### Job:
Gather up the lines that contain "current".

[Figure data in JSON]
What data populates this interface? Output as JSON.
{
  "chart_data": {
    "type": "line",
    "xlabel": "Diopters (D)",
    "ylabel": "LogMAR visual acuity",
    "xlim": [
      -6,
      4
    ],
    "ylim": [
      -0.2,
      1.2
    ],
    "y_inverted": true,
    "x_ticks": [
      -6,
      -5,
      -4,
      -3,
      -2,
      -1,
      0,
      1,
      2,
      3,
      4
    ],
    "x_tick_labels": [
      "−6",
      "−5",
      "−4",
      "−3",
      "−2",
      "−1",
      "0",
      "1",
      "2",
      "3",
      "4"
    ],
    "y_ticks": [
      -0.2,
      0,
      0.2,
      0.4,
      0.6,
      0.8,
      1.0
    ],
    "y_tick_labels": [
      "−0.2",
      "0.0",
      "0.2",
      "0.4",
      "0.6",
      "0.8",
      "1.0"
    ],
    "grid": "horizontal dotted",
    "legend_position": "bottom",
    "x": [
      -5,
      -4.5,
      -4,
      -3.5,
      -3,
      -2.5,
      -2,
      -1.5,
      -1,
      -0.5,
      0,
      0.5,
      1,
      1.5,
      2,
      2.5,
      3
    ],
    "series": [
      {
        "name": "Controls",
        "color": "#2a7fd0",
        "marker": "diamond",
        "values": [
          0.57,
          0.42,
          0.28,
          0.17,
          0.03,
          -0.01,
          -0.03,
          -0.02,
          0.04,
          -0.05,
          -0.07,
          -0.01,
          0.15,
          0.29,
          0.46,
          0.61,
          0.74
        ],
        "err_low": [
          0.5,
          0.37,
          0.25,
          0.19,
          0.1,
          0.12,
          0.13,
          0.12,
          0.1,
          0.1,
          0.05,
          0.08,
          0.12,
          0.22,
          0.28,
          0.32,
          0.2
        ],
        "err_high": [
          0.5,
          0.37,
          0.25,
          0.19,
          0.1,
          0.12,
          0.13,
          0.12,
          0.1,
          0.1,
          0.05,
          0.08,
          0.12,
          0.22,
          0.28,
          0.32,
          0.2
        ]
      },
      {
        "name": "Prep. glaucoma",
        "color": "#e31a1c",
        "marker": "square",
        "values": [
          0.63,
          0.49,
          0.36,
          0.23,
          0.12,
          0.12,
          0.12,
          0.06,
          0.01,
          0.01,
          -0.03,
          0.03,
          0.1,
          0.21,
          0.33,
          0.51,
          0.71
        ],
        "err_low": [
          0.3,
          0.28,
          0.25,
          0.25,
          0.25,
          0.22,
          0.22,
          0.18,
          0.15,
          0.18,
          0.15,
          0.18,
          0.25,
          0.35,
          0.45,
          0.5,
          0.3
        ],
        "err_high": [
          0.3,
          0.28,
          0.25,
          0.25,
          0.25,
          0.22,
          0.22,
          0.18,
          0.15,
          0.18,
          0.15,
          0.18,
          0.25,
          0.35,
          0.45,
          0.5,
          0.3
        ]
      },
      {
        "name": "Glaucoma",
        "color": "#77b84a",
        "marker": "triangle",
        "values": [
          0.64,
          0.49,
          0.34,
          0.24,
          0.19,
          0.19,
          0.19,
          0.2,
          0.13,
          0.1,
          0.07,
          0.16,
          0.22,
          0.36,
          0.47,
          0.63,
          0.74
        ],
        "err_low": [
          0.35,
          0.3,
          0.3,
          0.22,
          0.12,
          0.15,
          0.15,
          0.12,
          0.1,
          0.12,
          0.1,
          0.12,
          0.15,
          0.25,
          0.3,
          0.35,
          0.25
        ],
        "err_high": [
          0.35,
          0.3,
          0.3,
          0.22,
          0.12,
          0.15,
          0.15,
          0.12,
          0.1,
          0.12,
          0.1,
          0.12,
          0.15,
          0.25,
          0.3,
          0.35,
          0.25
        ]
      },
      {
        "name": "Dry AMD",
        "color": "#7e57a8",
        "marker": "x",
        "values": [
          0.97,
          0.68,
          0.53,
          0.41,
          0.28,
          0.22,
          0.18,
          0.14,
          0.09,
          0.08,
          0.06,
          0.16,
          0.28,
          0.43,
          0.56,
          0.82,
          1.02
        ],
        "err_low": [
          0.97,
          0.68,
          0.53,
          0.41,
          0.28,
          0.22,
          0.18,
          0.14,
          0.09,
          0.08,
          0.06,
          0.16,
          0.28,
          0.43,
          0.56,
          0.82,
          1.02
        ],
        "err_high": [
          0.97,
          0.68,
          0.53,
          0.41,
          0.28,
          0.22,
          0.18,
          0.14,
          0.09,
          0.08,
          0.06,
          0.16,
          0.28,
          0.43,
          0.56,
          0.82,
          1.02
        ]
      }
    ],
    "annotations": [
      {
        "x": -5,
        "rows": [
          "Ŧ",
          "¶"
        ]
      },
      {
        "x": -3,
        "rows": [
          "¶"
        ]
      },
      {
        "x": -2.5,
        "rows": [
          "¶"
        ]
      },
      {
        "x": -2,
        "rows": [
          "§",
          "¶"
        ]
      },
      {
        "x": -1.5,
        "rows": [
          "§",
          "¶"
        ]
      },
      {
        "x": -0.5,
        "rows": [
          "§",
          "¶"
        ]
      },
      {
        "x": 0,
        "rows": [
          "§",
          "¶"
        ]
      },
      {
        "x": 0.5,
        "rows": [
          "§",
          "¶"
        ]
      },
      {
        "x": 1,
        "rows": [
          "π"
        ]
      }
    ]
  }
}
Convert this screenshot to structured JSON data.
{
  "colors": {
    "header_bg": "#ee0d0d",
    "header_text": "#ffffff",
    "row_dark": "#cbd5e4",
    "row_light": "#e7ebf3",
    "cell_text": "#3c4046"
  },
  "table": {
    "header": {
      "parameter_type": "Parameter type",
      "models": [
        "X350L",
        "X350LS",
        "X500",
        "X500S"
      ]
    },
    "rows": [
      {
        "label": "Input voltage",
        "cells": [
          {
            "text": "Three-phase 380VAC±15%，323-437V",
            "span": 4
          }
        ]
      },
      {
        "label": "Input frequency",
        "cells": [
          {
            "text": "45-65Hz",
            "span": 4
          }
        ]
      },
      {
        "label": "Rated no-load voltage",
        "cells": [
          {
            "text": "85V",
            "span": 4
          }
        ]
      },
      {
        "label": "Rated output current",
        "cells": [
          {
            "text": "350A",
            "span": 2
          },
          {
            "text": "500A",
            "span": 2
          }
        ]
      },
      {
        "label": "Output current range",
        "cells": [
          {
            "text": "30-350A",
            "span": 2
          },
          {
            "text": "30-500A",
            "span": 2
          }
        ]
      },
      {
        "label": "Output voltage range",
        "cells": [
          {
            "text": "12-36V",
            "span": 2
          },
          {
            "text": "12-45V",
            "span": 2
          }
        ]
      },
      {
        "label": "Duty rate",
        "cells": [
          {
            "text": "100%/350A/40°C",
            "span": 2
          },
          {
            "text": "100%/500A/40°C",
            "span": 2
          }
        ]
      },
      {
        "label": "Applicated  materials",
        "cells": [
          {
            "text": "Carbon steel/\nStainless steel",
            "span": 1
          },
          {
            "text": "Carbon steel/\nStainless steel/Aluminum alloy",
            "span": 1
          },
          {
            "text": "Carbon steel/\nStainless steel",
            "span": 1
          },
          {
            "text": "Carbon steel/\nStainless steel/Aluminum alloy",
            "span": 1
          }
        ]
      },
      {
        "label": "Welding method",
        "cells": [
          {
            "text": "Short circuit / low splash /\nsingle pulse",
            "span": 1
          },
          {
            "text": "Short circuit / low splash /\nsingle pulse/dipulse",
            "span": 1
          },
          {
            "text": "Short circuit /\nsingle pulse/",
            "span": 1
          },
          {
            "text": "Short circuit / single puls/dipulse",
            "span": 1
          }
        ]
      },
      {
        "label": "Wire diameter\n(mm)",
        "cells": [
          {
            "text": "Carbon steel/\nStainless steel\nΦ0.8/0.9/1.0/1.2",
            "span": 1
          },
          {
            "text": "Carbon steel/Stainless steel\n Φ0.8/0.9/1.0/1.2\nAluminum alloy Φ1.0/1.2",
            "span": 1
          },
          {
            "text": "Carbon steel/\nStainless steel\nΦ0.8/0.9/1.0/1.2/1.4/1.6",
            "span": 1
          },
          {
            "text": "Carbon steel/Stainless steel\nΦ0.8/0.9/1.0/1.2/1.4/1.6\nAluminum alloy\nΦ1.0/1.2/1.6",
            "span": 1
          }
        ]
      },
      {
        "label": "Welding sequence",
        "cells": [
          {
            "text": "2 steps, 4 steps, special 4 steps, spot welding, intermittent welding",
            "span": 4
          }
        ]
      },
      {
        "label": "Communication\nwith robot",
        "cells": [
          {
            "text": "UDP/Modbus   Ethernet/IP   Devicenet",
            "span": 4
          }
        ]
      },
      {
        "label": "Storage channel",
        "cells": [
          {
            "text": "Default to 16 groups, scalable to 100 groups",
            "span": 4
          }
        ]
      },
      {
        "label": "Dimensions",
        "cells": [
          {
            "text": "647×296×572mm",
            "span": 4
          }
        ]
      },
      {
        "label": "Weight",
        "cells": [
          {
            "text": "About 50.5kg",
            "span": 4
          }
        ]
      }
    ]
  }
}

### Solution to this task:
        "label": "Rated output current",
        "label": "Output current range",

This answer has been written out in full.